— SET TASK —
Find every line with "Home" in it, then report how many there are and nothing more.

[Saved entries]
----------

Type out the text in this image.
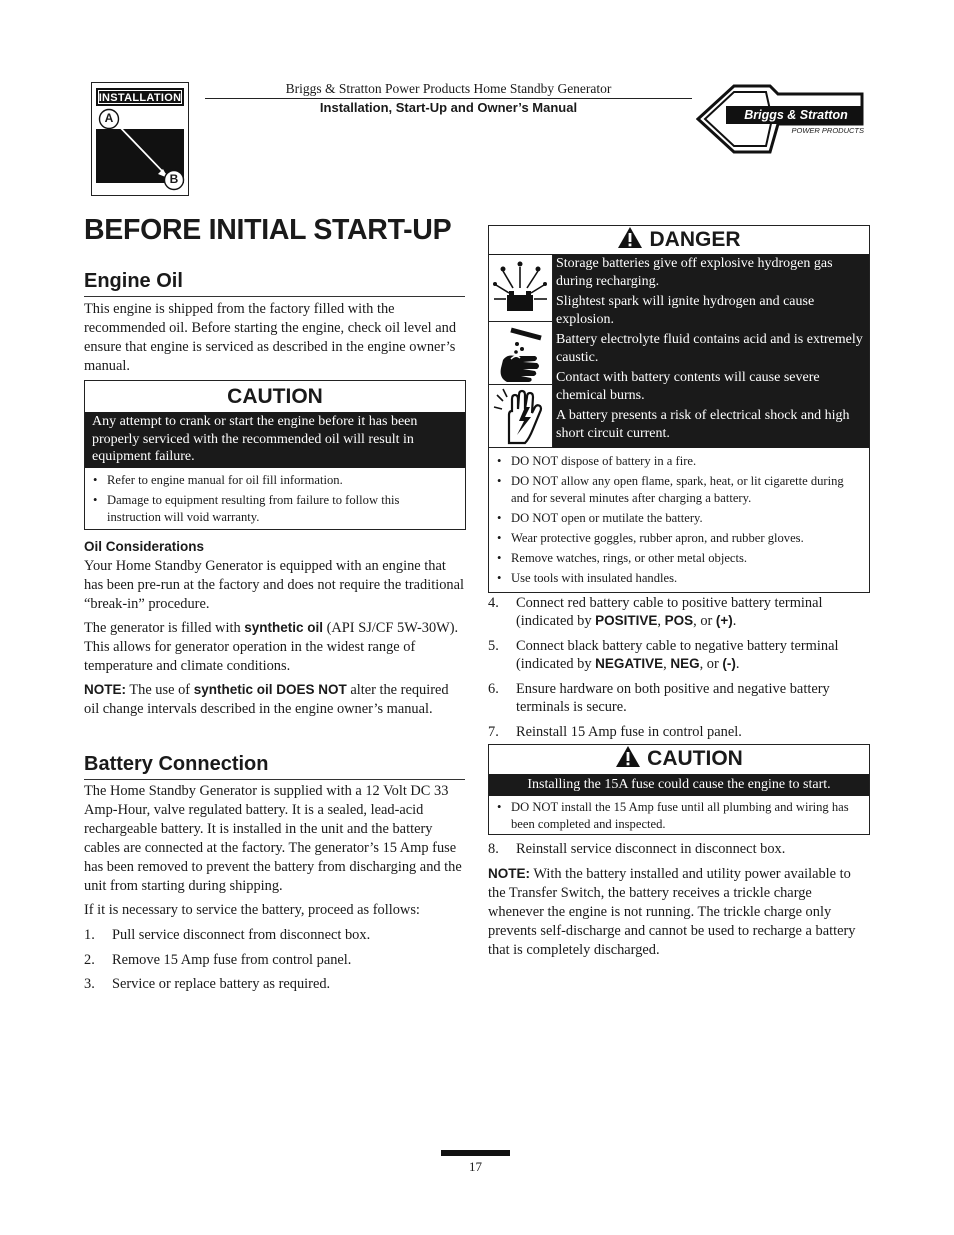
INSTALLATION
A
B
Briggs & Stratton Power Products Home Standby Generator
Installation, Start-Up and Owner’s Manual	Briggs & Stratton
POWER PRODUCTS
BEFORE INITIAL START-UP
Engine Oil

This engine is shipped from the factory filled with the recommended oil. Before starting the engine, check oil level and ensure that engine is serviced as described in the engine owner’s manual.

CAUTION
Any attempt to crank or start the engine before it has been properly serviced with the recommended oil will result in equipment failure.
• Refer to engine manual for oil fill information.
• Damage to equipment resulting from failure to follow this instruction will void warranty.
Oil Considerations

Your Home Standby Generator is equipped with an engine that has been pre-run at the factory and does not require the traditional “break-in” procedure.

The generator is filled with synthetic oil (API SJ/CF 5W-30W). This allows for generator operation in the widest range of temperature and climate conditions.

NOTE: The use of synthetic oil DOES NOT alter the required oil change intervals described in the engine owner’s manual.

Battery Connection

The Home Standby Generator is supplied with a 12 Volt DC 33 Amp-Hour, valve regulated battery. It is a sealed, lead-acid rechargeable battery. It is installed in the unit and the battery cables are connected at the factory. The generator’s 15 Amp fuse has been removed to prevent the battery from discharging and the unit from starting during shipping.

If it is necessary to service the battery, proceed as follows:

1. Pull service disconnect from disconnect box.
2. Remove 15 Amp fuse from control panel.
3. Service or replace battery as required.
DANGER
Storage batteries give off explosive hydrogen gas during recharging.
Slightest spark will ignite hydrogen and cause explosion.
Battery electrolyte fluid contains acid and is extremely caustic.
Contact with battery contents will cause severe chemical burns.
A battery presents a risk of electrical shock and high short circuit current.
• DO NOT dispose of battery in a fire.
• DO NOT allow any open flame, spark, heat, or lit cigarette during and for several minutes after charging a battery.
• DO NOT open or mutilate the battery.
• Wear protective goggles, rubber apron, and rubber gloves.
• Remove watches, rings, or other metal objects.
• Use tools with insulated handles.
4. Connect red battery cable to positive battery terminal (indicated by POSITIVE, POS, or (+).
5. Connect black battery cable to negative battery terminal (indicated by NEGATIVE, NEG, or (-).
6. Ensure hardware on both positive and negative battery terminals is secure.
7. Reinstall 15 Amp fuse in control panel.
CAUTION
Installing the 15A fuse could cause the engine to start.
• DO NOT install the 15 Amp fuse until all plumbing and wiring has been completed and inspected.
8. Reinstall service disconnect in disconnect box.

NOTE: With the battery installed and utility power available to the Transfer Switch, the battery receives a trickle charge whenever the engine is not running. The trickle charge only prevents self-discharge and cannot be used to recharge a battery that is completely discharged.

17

----------

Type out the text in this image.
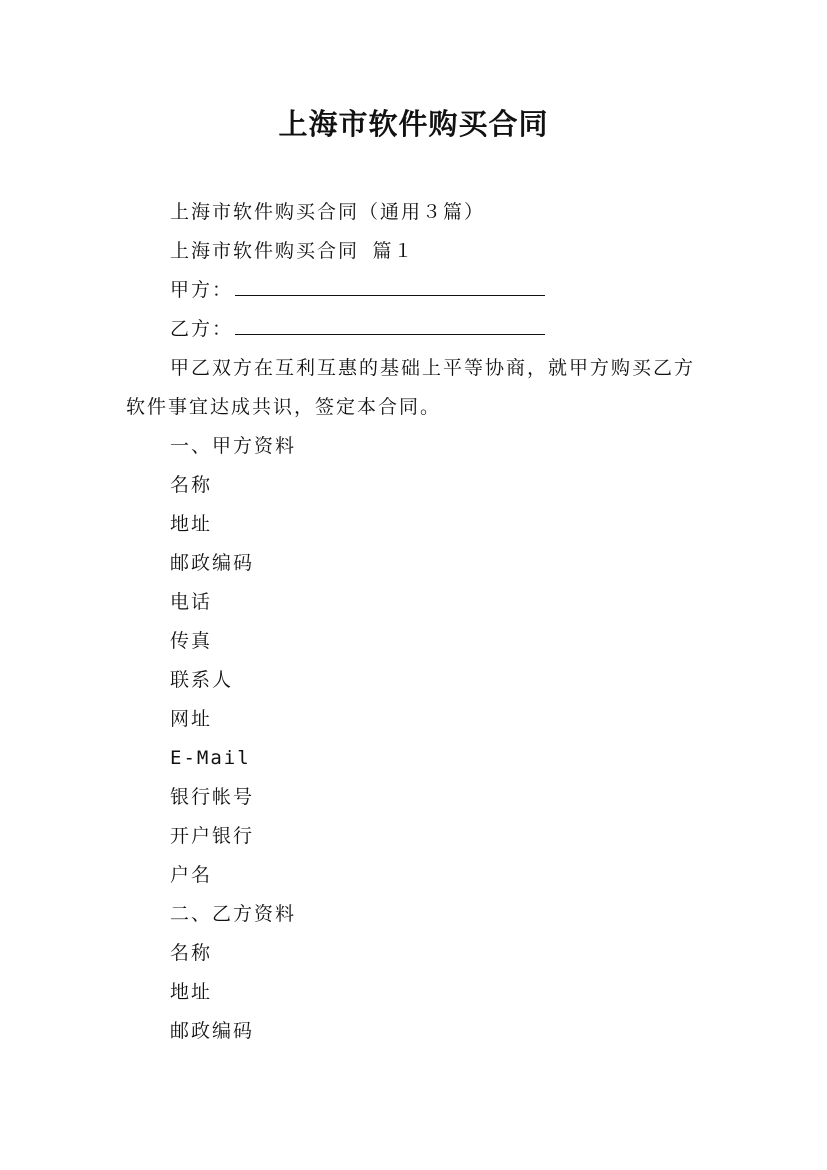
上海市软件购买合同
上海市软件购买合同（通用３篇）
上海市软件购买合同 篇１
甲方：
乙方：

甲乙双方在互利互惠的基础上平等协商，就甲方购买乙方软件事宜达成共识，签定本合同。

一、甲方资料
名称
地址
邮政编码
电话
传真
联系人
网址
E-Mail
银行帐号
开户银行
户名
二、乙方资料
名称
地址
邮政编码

----------

— EXERCISE OUTPUT —
3